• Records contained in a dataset
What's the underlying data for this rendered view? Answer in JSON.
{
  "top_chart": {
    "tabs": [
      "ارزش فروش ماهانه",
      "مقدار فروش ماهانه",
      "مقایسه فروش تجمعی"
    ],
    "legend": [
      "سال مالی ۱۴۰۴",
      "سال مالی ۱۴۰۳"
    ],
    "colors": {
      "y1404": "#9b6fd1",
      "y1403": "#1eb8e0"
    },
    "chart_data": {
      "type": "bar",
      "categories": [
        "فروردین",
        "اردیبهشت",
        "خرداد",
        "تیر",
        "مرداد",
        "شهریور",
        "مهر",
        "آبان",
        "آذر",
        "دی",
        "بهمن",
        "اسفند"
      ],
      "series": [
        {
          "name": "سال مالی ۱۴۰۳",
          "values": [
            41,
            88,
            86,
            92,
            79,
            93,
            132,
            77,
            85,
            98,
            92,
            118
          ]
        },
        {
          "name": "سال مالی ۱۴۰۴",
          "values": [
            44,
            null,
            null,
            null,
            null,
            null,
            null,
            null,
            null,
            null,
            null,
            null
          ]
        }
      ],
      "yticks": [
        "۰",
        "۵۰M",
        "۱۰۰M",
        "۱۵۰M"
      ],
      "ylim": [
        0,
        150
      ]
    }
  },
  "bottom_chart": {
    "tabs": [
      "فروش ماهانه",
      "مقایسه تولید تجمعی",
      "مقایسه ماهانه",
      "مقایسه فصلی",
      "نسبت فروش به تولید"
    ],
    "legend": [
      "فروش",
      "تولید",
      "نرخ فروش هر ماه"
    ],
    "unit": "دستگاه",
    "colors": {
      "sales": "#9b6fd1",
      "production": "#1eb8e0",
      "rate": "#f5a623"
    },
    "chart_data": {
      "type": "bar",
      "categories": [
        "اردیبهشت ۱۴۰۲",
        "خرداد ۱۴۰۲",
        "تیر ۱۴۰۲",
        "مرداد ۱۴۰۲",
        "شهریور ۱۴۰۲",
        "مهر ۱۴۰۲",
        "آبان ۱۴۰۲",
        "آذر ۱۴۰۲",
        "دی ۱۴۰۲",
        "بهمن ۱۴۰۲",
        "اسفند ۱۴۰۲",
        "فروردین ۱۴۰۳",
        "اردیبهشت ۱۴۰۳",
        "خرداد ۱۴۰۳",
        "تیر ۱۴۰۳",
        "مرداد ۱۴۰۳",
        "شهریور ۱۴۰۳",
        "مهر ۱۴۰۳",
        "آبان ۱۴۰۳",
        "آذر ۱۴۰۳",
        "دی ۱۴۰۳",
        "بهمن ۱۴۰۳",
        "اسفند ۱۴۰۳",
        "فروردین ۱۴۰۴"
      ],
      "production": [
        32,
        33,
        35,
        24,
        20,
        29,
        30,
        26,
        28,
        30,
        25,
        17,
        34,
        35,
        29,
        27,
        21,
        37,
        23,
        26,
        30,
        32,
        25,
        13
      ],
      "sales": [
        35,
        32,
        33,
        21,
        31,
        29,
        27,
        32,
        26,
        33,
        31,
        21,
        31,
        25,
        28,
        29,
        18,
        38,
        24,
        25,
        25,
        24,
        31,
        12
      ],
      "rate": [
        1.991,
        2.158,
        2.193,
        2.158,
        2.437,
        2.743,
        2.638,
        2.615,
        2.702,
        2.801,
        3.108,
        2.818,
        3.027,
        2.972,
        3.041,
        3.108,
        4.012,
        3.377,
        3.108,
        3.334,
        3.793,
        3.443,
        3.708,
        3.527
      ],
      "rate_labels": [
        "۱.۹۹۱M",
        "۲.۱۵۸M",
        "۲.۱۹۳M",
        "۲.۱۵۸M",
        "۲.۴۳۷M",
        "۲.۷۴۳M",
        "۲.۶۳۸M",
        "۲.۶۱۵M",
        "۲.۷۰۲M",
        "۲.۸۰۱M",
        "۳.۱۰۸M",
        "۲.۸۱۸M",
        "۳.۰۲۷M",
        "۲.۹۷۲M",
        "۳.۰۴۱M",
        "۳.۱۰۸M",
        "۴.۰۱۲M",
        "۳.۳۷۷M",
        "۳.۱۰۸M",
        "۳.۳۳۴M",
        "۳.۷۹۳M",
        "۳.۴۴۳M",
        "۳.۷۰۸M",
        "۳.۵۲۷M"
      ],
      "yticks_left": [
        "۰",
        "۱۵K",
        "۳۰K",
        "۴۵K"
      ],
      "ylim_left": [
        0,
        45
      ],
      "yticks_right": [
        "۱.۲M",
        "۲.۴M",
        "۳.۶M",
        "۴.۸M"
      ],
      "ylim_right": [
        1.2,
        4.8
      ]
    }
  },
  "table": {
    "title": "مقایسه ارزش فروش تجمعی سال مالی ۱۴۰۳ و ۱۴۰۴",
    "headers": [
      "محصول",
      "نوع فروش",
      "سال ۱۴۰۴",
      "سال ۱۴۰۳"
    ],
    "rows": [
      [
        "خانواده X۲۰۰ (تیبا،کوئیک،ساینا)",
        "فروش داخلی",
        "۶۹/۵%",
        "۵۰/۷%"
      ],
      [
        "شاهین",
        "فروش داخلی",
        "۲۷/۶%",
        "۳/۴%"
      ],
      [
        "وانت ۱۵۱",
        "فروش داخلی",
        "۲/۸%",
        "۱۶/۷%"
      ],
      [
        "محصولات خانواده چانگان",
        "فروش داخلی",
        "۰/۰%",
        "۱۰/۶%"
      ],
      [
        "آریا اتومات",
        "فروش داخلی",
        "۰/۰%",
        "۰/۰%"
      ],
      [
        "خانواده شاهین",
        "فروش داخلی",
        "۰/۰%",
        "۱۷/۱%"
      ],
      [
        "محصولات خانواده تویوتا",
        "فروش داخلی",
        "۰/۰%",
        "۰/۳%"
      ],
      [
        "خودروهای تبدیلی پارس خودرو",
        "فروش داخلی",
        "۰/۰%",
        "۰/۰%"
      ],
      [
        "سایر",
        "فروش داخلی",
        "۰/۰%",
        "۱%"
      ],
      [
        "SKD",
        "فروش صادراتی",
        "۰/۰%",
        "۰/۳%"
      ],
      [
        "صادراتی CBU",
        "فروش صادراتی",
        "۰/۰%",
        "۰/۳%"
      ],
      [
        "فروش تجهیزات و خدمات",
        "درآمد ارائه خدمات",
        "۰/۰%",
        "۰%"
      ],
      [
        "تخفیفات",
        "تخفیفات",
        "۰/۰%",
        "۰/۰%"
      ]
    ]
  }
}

• AIM
Gather up, from the records above, each line where the word "ارزش" appears.

• WRITTEN RESPONSE
      "ارزش فروش ماهانه",
    "title": "مقایسه ارزش فروش تجمعی سال مالی ۱۴۰۳ و ۱۴۰۴",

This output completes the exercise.